──────── Task inputs ────────

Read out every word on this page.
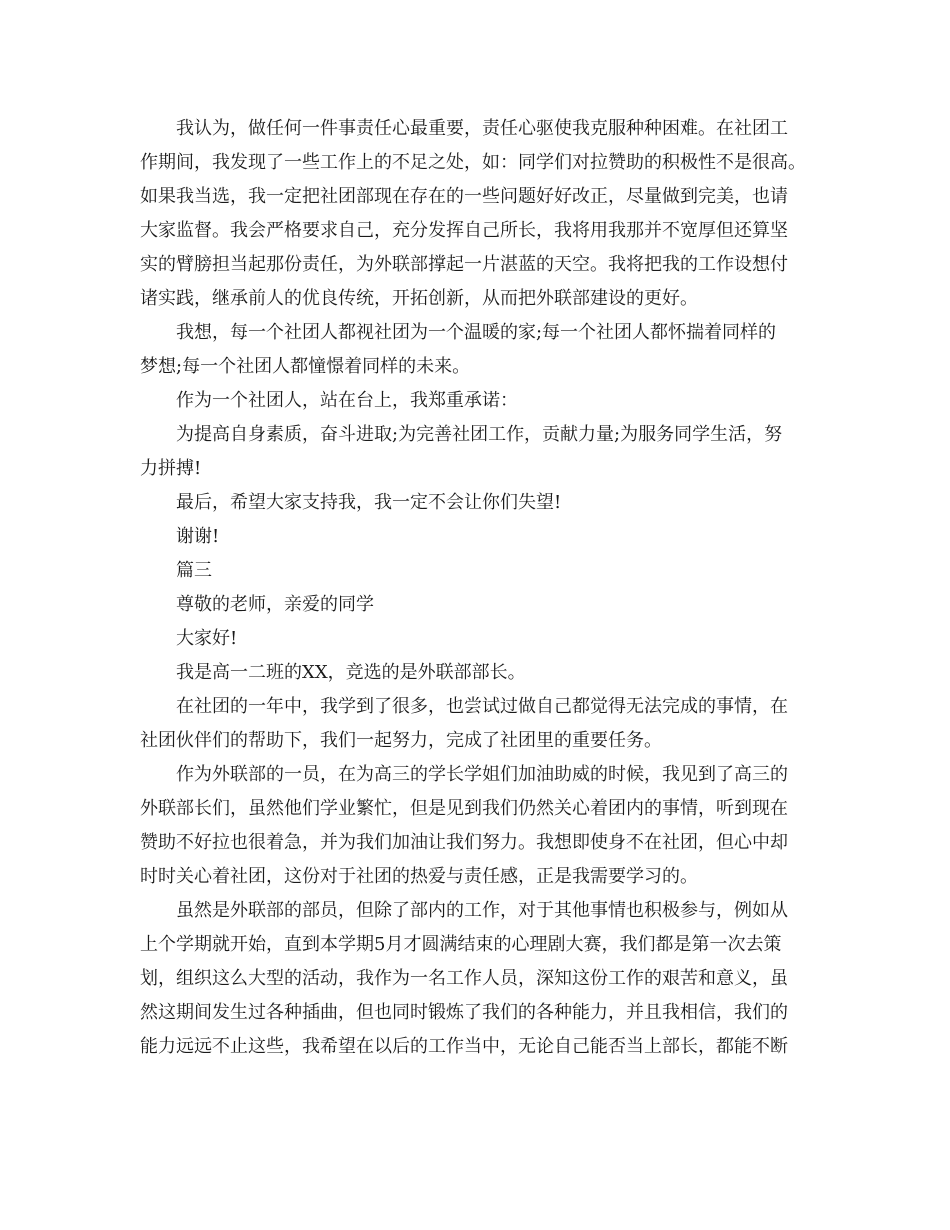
我认为，做任何一件事责任心最重要，责任心驱使我克服种种困难。在社团工
作期间，我发现了一些工作上的不足之处，如：同学们对拉赞助的积极性不是很高。
如果我当选，我一定把社团部现在存在的一些问题好好改正，尽量做到完美，也请
大家监督。我会严格要求自己，充分发挥自己所长，我将用我那并不宽厚但还算坚
实的臂膀担当起那份责任，为外联部撑起一片湛蓝的天空。我将把我的工作设想付
诸实践，继承前人的优良传统，开拓创新，从而把外联部建设的更好。
我想，每一个社团人都视社团为一个温暖的家;每一个社团人都怀揣着同样的
梦想;每一个社团人都憧憬着同样的未来。
作为一个社团人，站在台上，我郑重承诺：
为提高自身素质，奋斗进取;为完善社团工作，贡献力量;为服务同学生活，努
力拼搏!
最后，希望大家支持我，我一定不会让你们失望!
谢谢!
篇三
尊敬的老师，亲爱的同学
大家好!
我是高一二班的XX，竞选的是外联部部长。
在社团的一年中，我学到了很多，也尝试过做自己都觉得无法完成的事情，在
社团伙伴们的帮助下，我们一起努力，完成了社团里的重要任务。
作为外联部的一员，在为高三的学长学姐们加油助威的时候，我见到了高三的
外联部长们，虽然他们学业繁忙，但是见到我们仍然关心着团内的事情，听到现在
赞助不好拉也很着急，并为我们加油让我们努力。我想即使身不在社团，但心中却
时时关心着社团，这份对于社团的热爱与责任感，正是我需要学习的。
虽然是外联部的部员，但除了部内的工作，对于其他事情也积极参与，例如从
上个学期就开始，直到本学期5月才圆满结束的心理剧大赛，我们都是第一次去策
划，组织这么大型的活动，我作为一名工作人员，深知这份工作的艰苦和意义，虽
然这期间发生过各种插曲，但也同时锻炼了我们的各种能力，并且我相信，我们的
能力远远不止这些，我希望在以后的工作当中，无论自己能否当上部长，都能不断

────────

### What is required:
Leave out the pictures and copy every record above exactly.

### Solution to the exercise:
Read out every word on this page.
我认为，做任何一件事责任心最重要，责任心驱使我克服种种困难。在社团工
作期间，我发现了一些工作上的不足之处，如：同学们对拉赞助的积极性不是很高。
如果我当选，我一定把社团部现在存在的一些问题好好改正，尽量做到完美，也请
大家监督。我会严格要求自己，充分发挥自己所长，我将用我那并不宽厚但还算坚
实的臂膀担当起那份责任，为外联部撑起一片湛蓝的天空。我将把我的工作设想付
诸实践，继承前人的优良传统，开拓创新，从而把外联部建设的更好。
我想，每一个社团人都视社团为一个温暖的家;每一个社团人都怀揣着同样的
梦想;每一个社团人都憧憬着同样的未来。
作为一个社团人，站在台上，我郑重承诺：
为提高自身素质，奋斗进取;为完善社团工作，贡献力量;为服务同学生活，努
力拼搏!
最后，希望大家支持我，我一定不会让你们失望!
谢谢!
篇三
尊敬的老师，亲爱的同学
大家好!
我是高一二班的XX，竞选的是外联部部长。
在社团的一年中，我学到了很多，也尝试过做自己都觉得无法完成的事情，在
社团伙伴们的帮助下，我们一起努力，完成了社团里的重要任务。
作为外联部的一员，在为高三的学长学姐们加油助威的时候，我见到了高三的
外联部长们，虽然他们学业繁忙，但是见到我们仍然关心着团内的事情，听到现在
赞助不好拉也很着急，并为我们加油让我们努力。我想即使身不在社团，但心中却
时时关心着社团，这份对于社团的热爱与责任感，正是我需要学习的。
虽然是外联部的部员，但除了部内的工作，对于其他事情也积极参与，例如从
上个学期就开始，直到本学期5月才圆满结束的心理剧大赛，我们都是第一次去策
划，组织这么大型的活动，我作为一名工作人员，深知这份工作的艰苦和意义，虽
然这期间发生过各种插曲，但也同时锻炼了我们的各种能力，并且我相信，我们的
能力远远不止这些，我希望在以后的工作当中，无论自己能否当上部长，都能不断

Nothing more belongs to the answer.